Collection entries
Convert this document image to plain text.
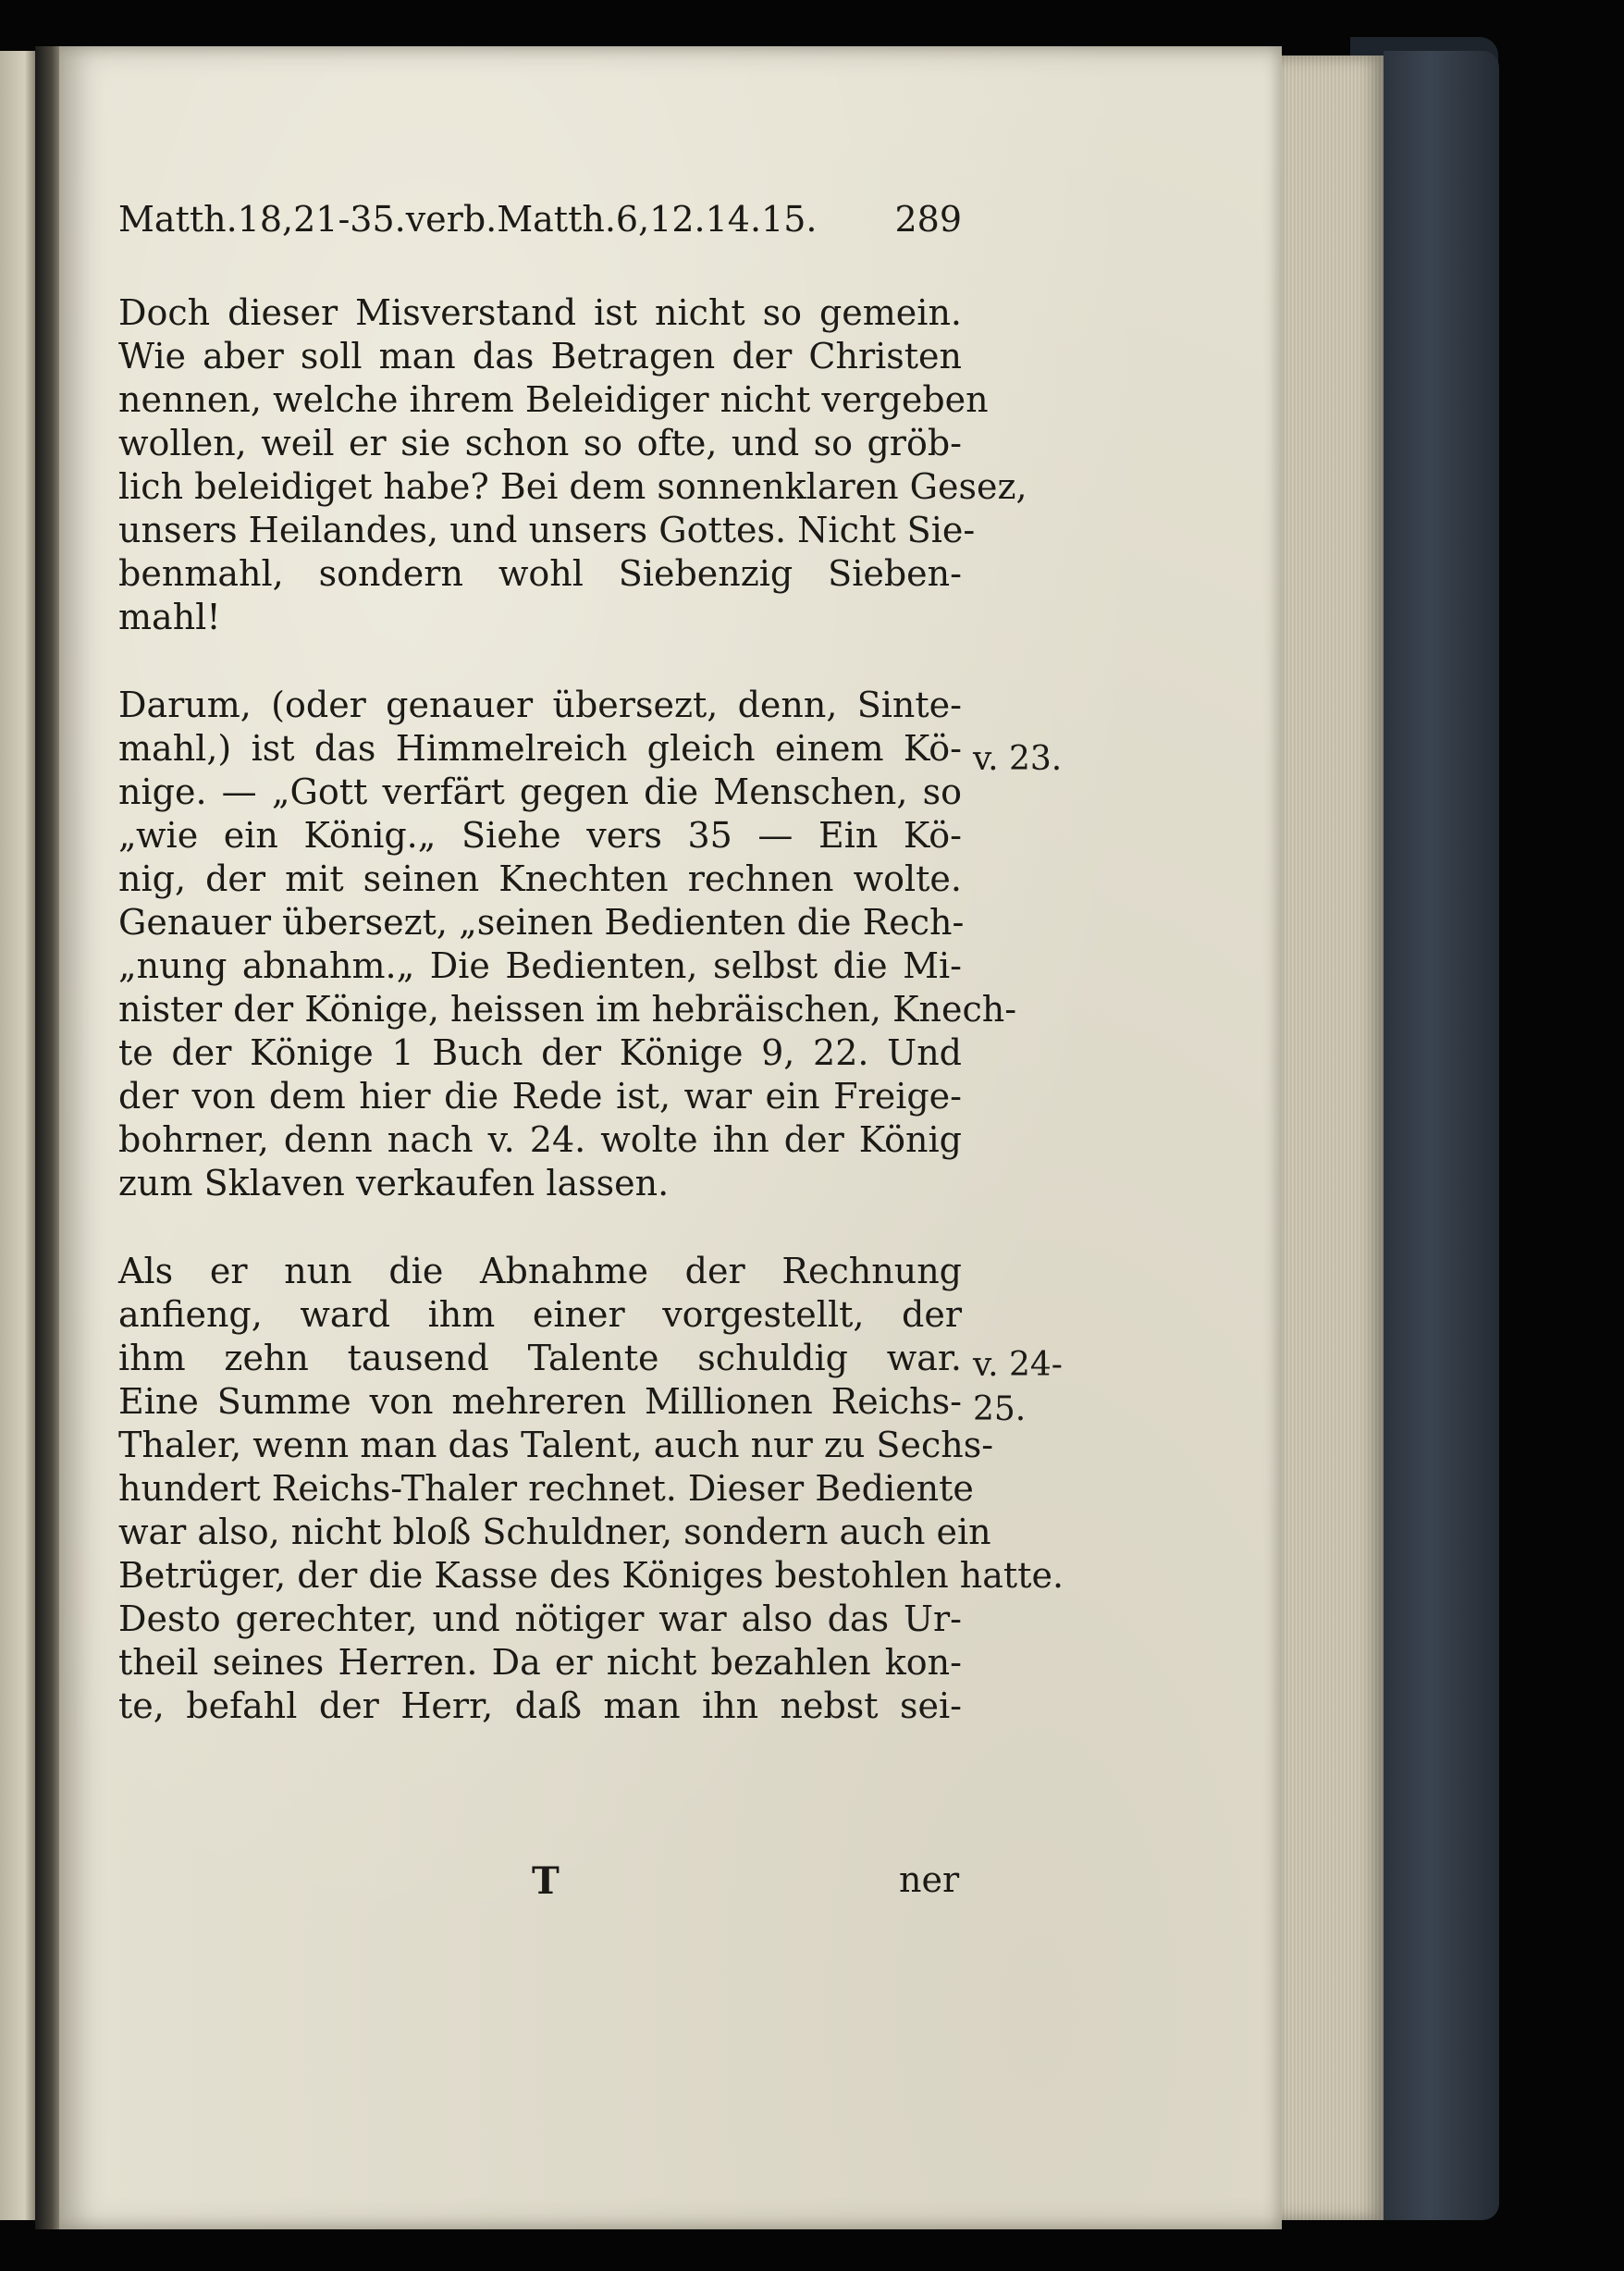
Matth.18,21-35.verb.Matth.6,12.14.15. 289
Doch dieser Misverstand ist nicht so gemein.
Wie aber soll man das Betragen der Christen
nennen, welche ihrem Beleidiger nicht vergeben
wollen, weil er sie schon so ofte, und so gröb-
lich beleidiget habe? Bei dem sonnenklaren Gesez,
unsers Heilandes, und unsers Gottes. Nicht Sie-
benmahl, sondern wohl Siebenzig Sieben-
mahl!
Darum, (oder genauer übersezt, denn, Sinte-
mahl,) ist das Himmelreich gleich einem Kö-
nige. — „Gott verfärt gegen die Menschen, so
„wie ein König.„ Siehe vers 35 — Ein Kö-
nig, der mit seinen Knechten rechnen wolte.
Genauer übersezt, „seinen Bedienten die Rech-
„nung abnahm.„ Die Bedienten, selbst die Mi-
nister der Könige, heissen im hebräischen, Knech-
te der Könige 1 Buch der Könige 9, 22. Und
der von dem hier die Rede ist, war ein Freige-
bohrner, denn nach v. 24. wolte ihn der König
zum Sklaven verkaufen lassen.
Als er nun die Abnahme der Rechnung
anfieng, ward ihm einer vorgestellt, der
ihm zehn tausend Talente schuldig war.
Eine Summe von mehreren Millionen Reichs-
Thaler, wenn man das Talent, auch nur zu Sechs-
hundert Reichs-Thaler rechnet. Dieser Bediente
war also, nicht bloß Schuldner, sondern auch ein
Betrüger, der die Kasse des Königes bestohlen hatte.
Desto gerechter, und nötiger war also das Ur-
theil seines Herren. Da er nicht bezahlen kon-
te, befahl der Herr, daß man ihn nebst sei-
v. 23.
v. 24-
25.
T	ner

### REQUIRED WORK:
Go through the listing above and locate each line that holds the word "Thaler". Copy those lines.

### TASK RESULT:
Thaler, wenn man das Talent, auch nur zu Sechs-
hundert Reichs-Thaler rechnet. Dieser Bediente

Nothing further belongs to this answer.